CHALLENGE - Return the records word for word. Any pictures in them are not part of the copy.

INPUT RECORDS -
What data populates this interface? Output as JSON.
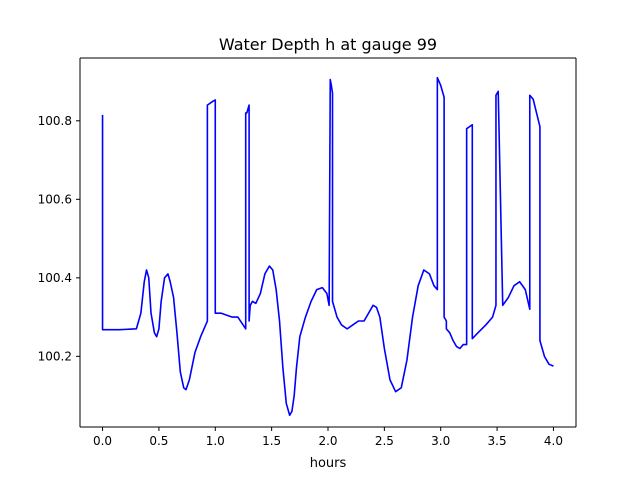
{
  "chart_data": {
    "type": "line",
    "title": "Water Depth h at gauge 99",
    "xlabel": "hours",
    "ylabel": "",
    "xlim": [
      -0.2,
      4.2
    ],
    "ylim": [
      100.02,
      100.96
    ],
    "xticks": [
      0.0,
      0.5,
      1.0,
      1.5,
      2.0,
      2.5,
      3.0,
      3.5,
      4.0
    ],
    "xtick_labels": [
      "0.0",
      "0.5",
      "1.0",
      "1.5",
      "2.0",
      "2.5",
      "3.0",
      "3.5",
      "4.0"
    ],
    "yticks": [
      100.2,
      100.4,
      100.6,
      100.8
    ],
    "ytick_labels": [
      "100.2",
      "100.4",
      "100.6",
      "100.8"
    ],
    "grid": false,
    "legend": "none",
    "series": [
      {
        "color": "#0000ff",
        "x": [
          0.0,
          0.0,
          0.15,
          0.3,
          0.34,
          0.37,
          0.39,
          0.41,
          0.43,
          0.46,
          0.48,
          0.5,
          0.52,
          0.55,
          0.58,
          0.6,
          0.63,
          0.66,
          0.69,
          0.72,
          0.74,
          0.77,
          0.82,
          0.87,
          0.93,
          0.93,
          0.98,
          1.0,
          1.0,
          1.05,
          1.15,
          1.2,
          1.27,
          1.27,
          1.28,
          1.29,
          1.3,
          1.3,
          1.31,
          1.33,
          1.36,
          1.4,
          1.44,
          1.48,
          1.51,
          1.54,
          1.57,
          1.6,
          1.63,
          1.66,
          1.68,
          1.7,
          1.72,
          1.75,
          1.8,
          1.85,
          1.9,
          1.95,
          1.99,
          2.01,
          2.02,
          2.02,
          2.03,
          2.04,
          2.04,
          2.08,
          2.12,
          2.17,
          2.22,
          2.27,
          2.32,
          2.36,
          2.4,
          2.43,
          2.46,
          2.5,
          2.55,
          2.6,
          2.65,
          2.7,
          2.75,
          2.8,
          2.85,
          2.9,
          2.94,
          2.97,
          2.97,
          3.0,
          3.03,
          3.03,
          3.05,
          3.05,
          3.08,
          3.11,
          3.14,
          3.17,
          3.2,
          3.23,
          3.23,
          3.28,
          3.28,
          3.33,
          3.4,
          3.46,
          3.48,
          3.49,
          3.49,
          3.51,
          3.51,
          3.55,
          3.6,
          3.65,
          3.7,
          3.75,
          3.79,
          3.79,
          3.82,
          3.88,
          3.88,
          3.92,
          3.96,
          4.0
        ],
        "y": [
          100.815,
          100.268,
          100.268,
          100.27,
          100.31,
          100.39,
          100.42,
          100.4,
          100.31,
          100.26,
          100.25,
          100.27,
          100.34,
          100.4,
          100.41,
          100.39,
          100.35,
          100.26,
          100.16,
          100.12,
          100.115,
          100.14,
          100.21,
          100.25,
          100.29,
          100.84,
          100.85,
          100.853,
          100.31,
          100.31,
          100.3,
          100.3,
          100.27,
          100.82,
          100.82,
          100.83,
          100.84,
          100.29,
          100.33,
          100.34,
          100.335,
          100.36,
          100.41,
          100.43,
          100.42,
          100.37,
          100.29,
          100.17,
          100.08,
          100.05,
          100.06,
          100.1,
          100.17,
          100.25,
          100.3,
          100.34,
          100.37,
          100.375,
          100.36,
          100.33,
          100.905,
          100.905,
          100.89,
          100.87,
          100.34,
          100.3,
          100.28,
          100.27,
          100.28,
          100.29,
          100.29,
          100.31,
          100.33,
          100.325,
          100.3,
          100.22,
          100.14,
          100.11,
          100.12,
          100.19,
          100.3,
          100.38,
          100.42,
          100.41,
          100.38,
          100.37,
          100.91,
          100.89,
          100.86,
          100.3,
          100.29,
          100.27,
          100.26,
          100.24,
          100.225,
          100.22,
          100.23,
          100.23,
          100.78,
          100.79,
          100.245,
          100.26,
          100.28,
          100.3,
          100.32,
          100.33,
          100.865,
          100.875,
          100.875,
          100.33,
          100.35,
          100.38,
          100.39,
          100.37,
          100.32,
          100.865,
          100.855,
          100.785,
          100.24,
          100.2,
          100.18,
          100.175
        ]
      }
    ]
  }
}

REPLY -
What data populates this interface? Output as JSON.
{
  "chart_data": {
    "type": "line",
    "title": "Water Depth h at gauge 99",
    "xlabel": "hours",
    "ylabel": "",
    "xlim": [
      -0.2,
      4.2
    ],
    "ylim": [
      100.02,
      100.96
    ],
    "xticks": [
      0.0,
      0.5,
      1.0,
      1.5,
      2.0,
      2.5,
      3.0,
      3.5,
      4.0
    ],
    "xtick_labels": [
      "0.0",
      "0.5",
      "1.0",
      "1.5",
      "2.0",
      "2.5",
      "3.0",
      "3.5",
      "4.0"
    ],
    "yticks": [
      100.2,
      100.4,
      100.6,
      100.8
    ],
    "ytick_labels": [
      "100.2",
      "100.4",
      "100.6",
      "100.8"
    ],
    "grid": false,
    "legend": "none",
    "series": [
      {
        "color": "#0000ff",
        "x": [
          0.0,
          0.0,
          0.15,
          0.3,
          0.34,
          0.37,
          0.39,
          0.41,
          0.43,
          0.46,
          0.48,
          0.5,
          0.52,
          0.55,
          0.58,
          0.6,
          0.63,
          0.66,
          0.69,
          0.72,
          0.74,
          0.77,
          0.82,
          0.87,
          0.93,
          0.93,
          0.98,
          1.0,
          1.0,
          1.05,
          1.15,
          1.2,
          1.27,
          1.27,
          1.28,
          1.29,
          1.3,
          1.3,
          1.31,
          1.33,
          1.36,
          1.4,
          1.44,
          1.48,
          1.51,
          1.54,
          1.57,
          1.6,
          1.63,
          1.66,
          1.68,
          1.7,
          1.72,
          1.75,
          1.8,
          1.85,
          1.9,
          1.95,
          1.99,
          2.01,
          2.02,
          2.02,
          2.03,
          2.04,
          2.04,
          2.08,
          2.12,
          2.17,
          2.22,
          2.27,
          2.32,
          2.36,
          2.4,
          2.43,
          2.46,
          2.5,
          2.55,
          2.6,
          2.65,
          2.7,
          2.75,
          2.8,
          2.85,
          2.9,
          2.94,
          2.97,
          2.97,
          3.0,
          3.03,
          3.03,
          3.05,
          3.05,
          3.08,
          3.11,
          3.14,
          3.17,
          3.2,
          3.23,
          3.23,
          3.28,
          3.28,
          3.33,
          3.4,
          3.46,
          3.48,
          3.49,
          3.49,
          3.51,
          3.51,
          3.55,
          3.6,
          3.65,
          3.7,
          3.75,
          3.79,
          3.79,
          3.82,
          3.88,
          3.88,
          3.92,
          3.96,
          4.0
        ],
        "y": [
          100.815,
          100.268,
          100.268,
          100.27,
          100.31,
          100.39,
          100.42,
          100.4,
          100.31,
          100.26,
          100.25,
          100.27,
          100.34,
          100.4,
          100.41,
          100.39,
          100.35,
          100.26,
          100.16,
          100.12,
          100.115,
          100.14,
          100.21,
          100.25,
          100.29,
          100.84,
          100.85,
          100.853,
          100.31,
          100.31,
          100.3,
          100.3,
          100.27,
          100.82,
          100.82,
          100.83,
          100.84,
          100.29,
          100.33,
          100.34,
          100.335,
          100.36,
          100.41,
          100.43,
          100.42,
          100.37,
          100.29,
          100.17,
          100.08,
          100.05,
          100.06,
          100.1,
          100.17,
          100.25,
          100.3,
          100.34,
          100.37,
          100.375,
          100.36,
          100.33,
          100.905,
          100.905,
          100.89,
          100.87,
          100.34,
          100.3,
          100.28,
          100.27,
          100.28,
          100.29,
          100.29,
          100.31,
          100.33,
          100.325,
          100.3,
          100.22,
          100.14,
          100.11,
          100.12,
          100.19,
          100.3,
          100.38,
          100.42,
          100.41,
          100.38,
          100.37,
          100.91,
          100.89,
          100.86,
          100.3,
          100.29,
          100.27,
          100.26,
          100.24,
          100.225,
          100.22,
          100.23,
          100.23,
          100.78,
          100.79,
          100.245,
          100.26,
          100.28,
          100.3,
          100.32,
          100.33,
          100.865,
          100.875,
          100.875,
          100.33,
          100.35,
          100.38,
          100.39,
          100.37,
          100.32,
          100.865,
          100.855,
          100.785,
          100.24,
          100.2,
          100.18,
          100.175
        ]
      }
    ]
  }
}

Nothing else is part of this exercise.